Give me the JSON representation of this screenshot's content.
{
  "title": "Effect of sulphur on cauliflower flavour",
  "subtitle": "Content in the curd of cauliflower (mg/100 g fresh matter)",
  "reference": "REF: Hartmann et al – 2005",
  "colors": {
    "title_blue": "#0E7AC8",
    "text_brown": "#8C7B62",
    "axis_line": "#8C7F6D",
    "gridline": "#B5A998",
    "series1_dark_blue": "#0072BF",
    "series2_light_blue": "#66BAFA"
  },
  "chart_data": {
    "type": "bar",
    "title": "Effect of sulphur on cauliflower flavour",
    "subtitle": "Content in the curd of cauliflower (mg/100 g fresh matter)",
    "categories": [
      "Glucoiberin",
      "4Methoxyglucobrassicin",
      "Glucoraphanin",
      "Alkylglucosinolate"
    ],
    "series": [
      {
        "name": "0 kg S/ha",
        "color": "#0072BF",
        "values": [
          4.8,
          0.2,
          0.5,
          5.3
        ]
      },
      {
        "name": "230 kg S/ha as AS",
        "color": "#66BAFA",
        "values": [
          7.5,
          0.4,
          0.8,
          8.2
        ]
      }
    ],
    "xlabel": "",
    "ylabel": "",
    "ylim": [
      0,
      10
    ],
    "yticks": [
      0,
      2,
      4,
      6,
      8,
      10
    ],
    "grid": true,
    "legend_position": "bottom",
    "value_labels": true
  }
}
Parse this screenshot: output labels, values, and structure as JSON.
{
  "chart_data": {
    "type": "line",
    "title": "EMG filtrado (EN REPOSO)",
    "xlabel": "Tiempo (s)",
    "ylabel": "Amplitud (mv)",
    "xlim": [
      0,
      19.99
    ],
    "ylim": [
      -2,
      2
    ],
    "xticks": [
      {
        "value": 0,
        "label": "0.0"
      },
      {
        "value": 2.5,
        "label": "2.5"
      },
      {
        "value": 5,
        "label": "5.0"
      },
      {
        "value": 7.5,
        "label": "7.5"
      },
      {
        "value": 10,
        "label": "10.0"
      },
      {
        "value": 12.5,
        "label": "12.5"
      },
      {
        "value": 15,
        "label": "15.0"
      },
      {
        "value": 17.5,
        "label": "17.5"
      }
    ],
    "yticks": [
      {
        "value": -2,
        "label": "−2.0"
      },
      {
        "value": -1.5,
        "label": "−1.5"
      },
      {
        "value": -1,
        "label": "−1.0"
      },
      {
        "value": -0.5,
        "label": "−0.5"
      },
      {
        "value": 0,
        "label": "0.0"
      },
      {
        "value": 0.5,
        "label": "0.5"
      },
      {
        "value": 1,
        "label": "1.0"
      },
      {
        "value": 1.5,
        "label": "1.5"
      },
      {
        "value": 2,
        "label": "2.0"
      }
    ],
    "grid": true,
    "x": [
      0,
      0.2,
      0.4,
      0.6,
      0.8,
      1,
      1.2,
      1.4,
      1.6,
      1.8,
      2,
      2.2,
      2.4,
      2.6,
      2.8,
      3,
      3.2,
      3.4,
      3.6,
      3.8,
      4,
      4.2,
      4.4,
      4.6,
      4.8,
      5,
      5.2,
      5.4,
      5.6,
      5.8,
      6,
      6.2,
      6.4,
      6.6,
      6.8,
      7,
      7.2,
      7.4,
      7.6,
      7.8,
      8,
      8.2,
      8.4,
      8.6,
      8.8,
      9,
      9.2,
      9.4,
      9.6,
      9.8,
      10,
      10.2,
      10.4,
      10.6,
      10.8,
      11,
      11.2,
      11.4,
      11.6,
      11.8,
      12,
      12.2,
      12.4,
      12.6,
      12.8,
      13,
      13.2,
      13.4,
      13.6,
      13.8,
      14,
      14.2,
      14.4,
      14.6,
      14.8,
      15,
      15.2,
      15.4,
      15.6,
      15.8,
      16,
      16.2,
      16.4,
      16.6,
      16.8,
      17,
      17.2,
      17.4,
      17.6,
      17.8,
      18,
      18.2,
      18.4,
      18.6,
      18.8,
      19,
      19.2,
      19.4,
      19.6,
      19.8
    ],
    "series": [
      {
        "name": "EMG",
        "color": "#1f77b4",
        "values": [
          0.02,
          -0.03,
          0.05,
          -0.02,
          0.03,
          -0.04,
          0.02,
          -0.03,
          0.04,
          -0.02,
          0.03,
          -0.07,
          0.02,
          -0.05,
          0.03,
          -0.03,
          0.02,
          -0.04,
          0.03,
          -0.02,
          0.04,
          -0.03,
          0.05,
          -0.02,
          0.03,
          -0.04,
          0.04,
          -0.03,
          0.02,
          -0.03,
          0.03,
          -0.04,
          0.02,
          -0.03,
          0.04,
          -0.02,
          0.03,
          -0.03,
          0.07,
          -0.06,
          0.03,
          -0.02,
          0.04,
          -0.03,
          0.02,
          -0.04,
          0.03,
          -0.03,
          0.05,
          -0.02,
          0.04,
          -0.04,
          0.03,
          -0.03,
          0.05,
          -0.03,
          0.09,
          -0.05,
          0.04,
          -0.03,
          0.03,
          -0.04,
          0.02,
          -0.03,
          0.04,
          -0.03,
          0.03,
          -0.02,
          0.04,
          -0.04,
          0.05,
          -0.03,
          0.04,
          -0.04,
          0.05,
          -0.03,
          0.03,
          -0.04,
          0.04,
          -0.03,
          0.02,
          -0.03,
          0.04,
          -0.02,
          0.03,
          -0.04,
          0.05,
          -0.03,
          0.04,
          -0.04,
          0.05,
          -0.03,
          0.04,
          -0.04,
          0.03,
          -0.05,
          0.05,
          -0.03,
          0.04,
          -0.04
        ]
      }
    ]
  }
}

------

EXERCISE PROMPT: Output each entry precisely as given.

RESULT OF THIS TASK:
Give me the JSON representation of this screenshot's content.
{
  "title": "Effect of sulphur on cauliflower flavour",
  "subtitle": "Content in the curd of cauliflower (mg/100 g fresh matter)",
  "reference": "REF: Hartmann et al – 2005",
  "colors": {
    "title_blue": "#0E7AC8",
    "text_brown": "#8C7B62",
    "axis_line": "#8C7F6D",
    "gridline": "#B5A998",
    "series1_dark_blue": "#0072BF",
    "series2_light_blue": "#66BAFA"
  },
  "chart_data": {
    "type": "bar",
    "title": "Effect of sulphur on cauliflower flavour",
    "subtitle": "Content in the curd of cauliflower (mg/100 g fresh matter)",
    "categories": [
      "Glucoiberin",
      "4Methoxyglucobrassicin",
      "Glucoraphanin",
      "Alkylglucosinolate"
    ],
    "series": [
      {
        "name": "0 kg S/ha",
        "color": "#0072BF",
        "values": [
          4.8,
          0.2,
          0.5,
          5.3
        ]
      },
      {
        "name": "230 kg S/ha as AS",
        "color": "#66BAFA",
        "values": [
          7.5,
          0.4,
          0.8,
          8.2
        ]
      }
    ],
    "xlabel": "",
    "ylabel": "",
    "ylim": [
      0,
      10
    ],
    "yticks": [
      0,
      2,
      4,
      6,
      8,
      10
    ],
    "grid": true,
    "legend_position": "bottom",
    "value_labels": true
  }
}
Parse this screenshot: output labels, values, and structure as JSON.
{
  "chart_data": {
    "type": "line",
    "title": "EMG filtrado (EN REPOSO)",
    "xlabel": "Tiempo (s)",
    "ylabel": "Amplitud (mv)",
    "xlim": [
      0,
      19.99
    ],
    "ylim": [
      -2,
      2
    ],
    "xticks": [
      {
        "value": 0,
        "label": "0.0"
      },
      {
        "value": 2.5,
        "label": "2.5"
      },
      {
        "value": 5,
        "label": "5.0"
      },
      {
        "value": 7.5,
        "label": "7.5"
      },
      {
        "value": 10,
        "label": "10.0"
      },
      {
        "value": 12.5,
        "label": "12.5"
      },
      {
        "value": 15,
        "label": "15.0"
      },
      {
        "value": 17.5,
        "label": "17.5"
      }
    ],
    "yticks": [
      {
        "value": -2,
        "label": "−2.0"
      },
      {
        "value": -1.5,
        "label": "−1.5"
      },
      {
        "value": -1,
        "label": "−1.0"
      },
      {
        "value": -0.5,
        "label": "−0.5"
      },
      {
        "value": 0,
        "label": "0.0"
      },
      {
        "value": 0.5,
        "label": "0.5"
      },
      {
        "value": 1,
        "label": "1.0"
      },
      {
        "value": 1.5,
        "label": "1.5"
      },
      {
        "value": 2,
        "label": "2.0"
      }
    ],
    "grid": true,
    "x": [
      0,
      0.2,
      0.4,
      0.6,
      0.8,
      1,
      1.2,
      1.4,
      1.6,
      1.8,
      2,
      2.2,
      2.4,
      2.6,
      2.8,
      3,
      3.2,
      3.4,
      3.6,
      3.8,
      4,
      4.2,
      4.4,
      4.6,
      4.8,
      5,
      5.2,
      5.4,
      5.6,
      5.8,
      6,
      6.2,
      6.4,
      6.6,
      6.8,
      7,
      7.2,
      7.4,
      7.6,
      7.8,
      8,
      8.2,
      8.4,
      8.6,
      8.8,
      9,
      9.2,
      9.4,
      9.6,
      9.8,
      10,
      10.2,
      10.4,
      10.6,
      10.8,
      11,
      11.2,
      11.4,
      11.6,
      11.8,
      12,
      12.2,
      12.4,
      12.6,
      12.8,
      13,
      13.2,
      13.4,
      13.6,
      13.8,
      14,
      14.2,
      14.4,
      14.6,
      14.8,
      15,
      15.2,
      15.4,
      15.6,
      15.8,
      16,
      16.2,
      16.4,
      16.6,
      16.8,
      17,
      17.2,
      17.4,
      17.6,
      17.8,
      18,
      18.2,
      18.4,
      18.6,
      18.8,
      19,
      19.2,
      19.4,
      19.6,
      19.8
    ],
    "series": [
      {
        "name": "EMG",
        "color": "#1f77b4",
        "values": [
          0.02,
          -0.03,
          0.05,
          -0.02,
          0.03,
          -0.04,
          0.02,
          -0.03,
          0.04,
          -0.02,
          0.03,
          -0.07,
          0.02,
          -0.05,
          0.03,
          -0.03,
          0.02,
          -0.04,
          0.03,
          -0.02,
          0.04,
          -0.03,
          0.05,
          -0.02,
          0.03,
          -0.04,
          0.04,
          -0.03,
          0.02,
          -0.03,
          0.03,
          -0.04,
          0.02,
          -0.03,
          0.04,
          -0.02,
          0.03,
          -0.03,
          0.07,
          -0.06,
          0.03,
          -0.02,
          0.04,
          -0.03,
          0.02,
          -0.04,
          0.03,
          -0.03,
          0.05,
          -0.02,
          0.04,
          -0.04,
          0.03,
          -0.03,
          0.05,
          -0.03,
          0.09,
          -0.05,
          0.04,
          -0.03,
          0.03,
          -0.04,
          0.02,
          -0.03,
          0.04,
          -0.03,
          0.03,
          -0.02,
          0.04,
          -0.04,
          0.05,
          -0.03,
          0.04,
          -0.04,
          0.05,
          -0.03,
          0.03,
          -0.04,
          0.04,
          -0.03,
          0.02,
          -0.03,
          0.04,
          -0.02,
          0.03,
          -0.04,
          0.05,
          -0.03,
          0.04,
          -0.04,
          0.05,
          -0.03,
          0.04,
          -0.04,
          0.03,
          -0.05,
          0.05,
          -0.03,
          0.04,
          -0.04
        ]
      }
    ]
  }
}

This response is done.